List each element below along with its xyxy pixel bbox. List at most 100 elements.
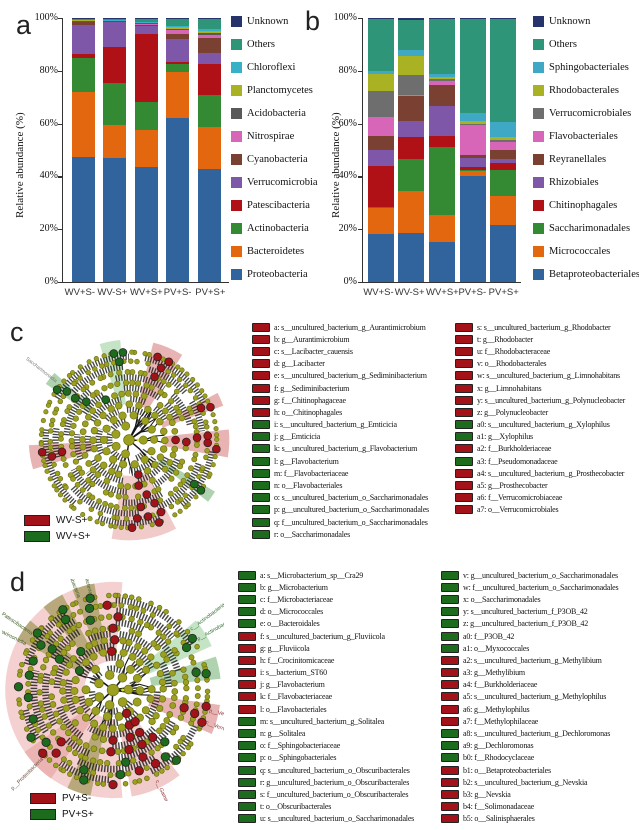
taxon-entry: d: o__Micrococcales [238,606,414,618]
bar-segment-Chitinophagales [367,165,394,207]
taxon-label: b0: f__Rhodocyclaceae [463,753,535,763]
ring-stripe [118,720,176,761]
panel-a: Relative abundance (%) 0% 20% 40% 60% 80% 100… [0,0,320,315]
ring-stripe [107,460,120,472]
clade-node [66,627,73,635]
clade-node [117,723,126,732]
taxon-swatch [238,631,256,641]
ring-stripe [54,353,130,400]
lefse-wedge [43,594,95,661]
clade-node [60,723,67,731]
clade-node [68,437,75,444]
taxon-swatch [441,789,459,799]
clade-node [193,442,200,448]
taxon-swatch [441,655,459,665]
clade-node [52,710,60,718]
significant-node [13,682,24,692]
ring-stripe [23,610,69,666]
clade-node [127,604,134,610]
bar-segment-Nitrospirae [197,35,221,38]
legend-item: Chloroflexi [231,62,318,73]
clade-node [115,760,123,767]
taxon-label: q: s__uncultured_bacterium_o_Obscuribact… [260,765,410,775]
clade-node [173,469,180,476]
bar-segment-Proteobacteria [166,118,189,282]
bar-segment-Planctomycetes [71,20,95,21]
taxon-entry: h: o__Chitinophagales [252,406,429,418]
bar-segment-Chitinophagales [490,163,517,170]
taxon-entry: l: g__Flavobacterium [252,455,429,467]
bar-segment-Verrucomicrobiales [367,90,394,118]
clade-node [121,505,128,511]
clade-node [171,445,179,453]
taxon-label: z: g__uncultured_bacterium_f_P3OB_42 [463,619,588,629]
clade-node [55,621,62,628]
ring-stripe [156,462,202,511]
ring-stripe [85,469,128,495]
y-tick-mark [58,176,62,178]
bar-segment-Verrucomicrobia [134,25,158,34]
y-tick-mark [358,229,362,231]
legend-label: Unknown [247,16,289,27]
clade-node [122,780,129,787]
clade-node [163,717,171,724]
bar-segment-Verrucomicrobia [166,39,189,62]
clade-node [135,630,142,638]
significant-node [79,775,89,785]
y-tick-mark [58,18,62,20]
taxon-entry: b: g__Aurantimicrobium [252,333,429,345]
taxon-swatch [238,802,256,812]
taxon-label: w: f__uncultured_bacterium_o_Saccharimon… [463,582,619,592]
clade-node [144,775,150,782]
ring-stripe [130,395,148,406]
clade-node [91,706,101,716]
clade-node [175,364,181,370]
significant-node [121,757,131,767]
taxon-swatch [252,420,270,430]
taxon-label: l: o__Flavobacteriales [260,704,327,714]
y-tick-mark [358,176,362,178]
clade-node [59,421,66,428]
group-legend-row: WV+S+ [24,531,90,542]
clade-node [106,613,113,620]
bar-WV+S+ [134,18,158,282]
clade-node [64,644,72,652]
bar-segment-Others [367,18,394,71]
clade-node [59,679,67,687]
clade-node [95,780,101,787]
clade-node [60,456,67,462]
significant-node [26,732,36,742]
root-dot [136,438,140,442]
clade-node [108,523,114,529]
clade-node [178,458,186,465]
taxon-entry: q: f__uncultured_bacterium_o_Saccharimon… [252,516,429,528]
clade-node [176,376,183,383]
clade-node [60,767,67,774]
clade-node [132,697,142,707]
clade-node [46,757,53,763]
clade-node [147,447,156,456]
bar-segment-Sphingobacteriales [459,113,486,122]
taxon-entry: s: f__uncultured_bacterium_o_Obscuribact… [238,788,414,800]
clade-node [135,493,142,500]
y-tick-label: 60% [39,117,58,129]
clade-node [188,465,194,472]
taxon-swatch [455,395,473,405]
ring-stripe [148,724,199,775]
taxon-label: a2: f__Burkholderiaceae [477,444,552,454]
significant-node [113,612,123,622]
bar-segment-Chitinophagales [459,167,486,170]
bar-segment-Sphingobacteriales [490,122,517,137]
taxon-label: b3: g__Nevskia [463,789,511,799]
taxon-swatch [441,607,459,617]
legend-item: Micrococcales [533,246,639,257]
bar-segment-Micrococcales [367,208,394,235]
legend-item: Betaproteobacteriales [533,269,639,280]
taxon-entry: m: s__uncultured_bacterium_g_Solitalea [238,715,414,727]
clade-node [140,607,147,614]
significant-node [150,372,159,382]
clade-node [71,380,77,387]
taxon-label: b5: o__Salinisphaerales [463,814,535,824]
legend-swatch [533,269,544,280]
y-tick-label: 100% [333,12,357,23]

EXERCISE GOAL:
Every line in the data above that contains "swatch" needs to be copied.

SOLUTION FOR THIS EXERCISE:
taxon-swatch [238,631,256,641]
taxon-swatch [441,789,459,799]
taxon-swatch [441,655,459,665]
taxon-swatch [238,802,256,812]
taxon-swatch [252,420,270,430]
taxon-swatch [455,395,473,405]
taxon-swatch [441,607,459,617]
legend-swatch [533,269,544,280]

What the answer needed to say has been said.